▶ **Task to carry out**
Nothing in the records may be left out or altered; reproduce them all exactly.

▶ **Given records**
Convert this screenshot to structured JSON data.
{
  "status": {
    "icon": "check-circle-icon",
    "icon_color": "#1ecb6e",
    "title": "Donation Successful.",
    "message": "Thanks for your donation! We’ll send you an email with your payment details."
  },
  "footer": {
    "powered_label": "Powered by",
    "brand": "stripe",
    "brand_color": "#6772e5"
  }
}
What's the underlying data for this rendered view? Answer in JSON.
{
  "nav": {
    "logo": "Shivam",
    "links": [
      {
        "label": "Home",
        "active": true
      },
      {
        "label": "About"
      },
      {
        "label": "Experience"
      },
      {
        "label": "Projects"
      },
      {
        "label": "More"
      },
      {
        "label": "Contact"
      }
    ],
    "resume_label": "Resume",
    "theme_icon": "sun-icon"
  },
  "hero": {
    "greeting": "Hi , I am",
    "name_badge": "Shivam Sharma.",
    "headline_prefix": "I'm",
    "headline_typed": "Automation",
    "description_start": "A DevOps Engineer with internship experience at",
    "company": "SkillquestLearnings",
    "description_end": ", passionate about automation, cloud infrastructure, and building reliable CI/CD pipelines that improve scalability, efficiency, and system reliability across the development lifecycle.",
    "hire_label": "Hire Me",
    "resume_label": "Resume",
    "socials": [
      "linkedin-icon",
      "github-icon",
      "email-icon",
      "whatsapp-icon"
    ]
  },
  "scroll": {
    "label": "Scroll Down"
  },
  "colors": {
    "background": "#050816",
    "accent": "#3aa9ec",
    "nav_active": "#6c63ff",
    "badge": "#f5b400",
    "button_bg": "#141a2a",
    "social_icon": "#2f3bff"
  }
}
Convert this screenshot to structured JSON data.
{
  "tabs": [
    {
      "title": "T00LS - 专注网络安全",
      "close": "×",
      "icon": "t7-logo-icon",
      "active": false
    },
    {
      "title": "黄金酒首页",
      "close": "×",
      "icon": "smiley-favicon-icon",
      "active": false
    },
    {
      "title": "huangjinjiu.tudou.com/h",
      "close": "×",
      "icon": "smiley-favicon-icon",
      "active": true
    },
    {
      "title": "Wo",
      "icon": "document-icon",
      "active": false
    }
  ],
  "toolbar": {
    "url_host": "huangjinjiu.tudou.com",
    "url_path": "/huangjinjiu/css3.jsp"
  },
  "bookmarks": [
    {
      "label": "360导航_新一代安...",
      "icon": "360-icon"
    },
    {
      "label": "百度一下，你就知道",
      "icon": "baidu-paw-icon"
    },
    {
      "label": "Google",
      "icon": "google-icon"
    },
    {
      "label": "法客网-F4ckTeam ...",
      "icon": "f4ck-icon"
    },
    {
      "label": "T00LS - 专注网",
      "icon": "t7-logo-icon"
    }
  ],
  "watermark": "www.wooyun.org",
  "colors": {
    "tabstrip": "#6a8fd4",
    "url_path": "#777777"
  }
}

▶ **Result of this exercise**
Convert this screenshot to structured JSON data.
{
  "status": {
    "icon": "check-circle-icon",
    "icon_color": "#1ecb6e",
    "title": "Donation Successful.",
    "message": "Thanks for your donation! We’ll send you an email with your payment details."
  },
  "footer": {
    "powered_label": "Powered by",
    "brand": "stripe",
    "brand_color": "#6772e5"
  }
}
What's the underlying data for this rendered view? Answer in JSON.
{
  "nav": {
    "logo": "Shivam",
    "links": [
      {
        "label": "Home",
        "active": true
      },
      {
        "label": "About"
      },
      {
        "label": "Experience"
      },
      {
        "label": "Projects"
      },
      {
        "label": "More"
      },
      {
        "label": "Contact"
      }
    ],
    "resume_label": "Resume",
    "theme_icon": "sun-icon"
  },
  "hero": {
    "greeting": "Hi , I am",
    "name_badge": "Shivam Sharma.",
    "headline_prefix": "I'm",
    "headline_typed": "Automation",
    "description_start": "A DevOps Engineer with internship experience at",
    "company": "SkillquestLearnings",
    "description_end": ", passionate about automation, cloud infrastructure, and building reliable CI/CD pipelines that improve scalability, efficiency, and system reliability across the development lifecycle.",
    "hire_label": "Hire Me",
    "resume_label": "Resume",
    "socials": [
      "linkedin-icon",
      "github-icon",
      "email-icon",
      "whatsapp-icon"
    ]
  },
  "scroll": {
    "label": "Scroll Down"
  },
  "colors": {
    "background": "#050816",
    "accent": "#3aa9ec",
    "nav_active": "#6c63ff",
    "badge": "#f5b400",
    "button_bg": "#141a2a",
    "social_icon": "#2f3bff"
  }
}
Convert this screenshot to structured JSON data.
{
  "tabs": [
    {
      "title": "T00LS - 专注网络安全",
      "close": "×",
      "icon": "t7-logo-icon",
      "active": false
    },
    {
      "title": "黄金酒首页",
      "close": "×",
      "icon": "smiley-favicon-icon",
      "active": false
    },
    {
      "title": "huangjinjiu.tudou.com/h",
      "close": "×",
      "icon": "smiley-favicon-icon",
      "active": true
    },
    {
      "title": "Wo",
      "icon": "document-icon",
      "active": false
    }
  ],
  "toolbar": {
    "url_host": "huangjinjiu.tudou.com",
    "url_path": "/huangjinjiu/css3.jsp"
  },
  "bookmarks": [
    {
      "label": "360导航_新一代安...",
      "icon": "360-icon"
    },
    {
      "label": "百度一下，你就知道",
      "icon": "baidu-paw-icon"
    },
    {
      "label": "Google",
      "icon": "google-icon"
    },
    {
      "label": "法客网-F4ckTeam ...",
      "icon": "f4ck-icon"
    },
    {
      "label": "T00LS - 专注网",
      "icon": "t7-logo-icon"
    }
  ],
  "watermark": "www.wooyun.org",
  "colors": {
    "tabstrip": "#6a8fd4",
    "url_path": "#777777"
  }
}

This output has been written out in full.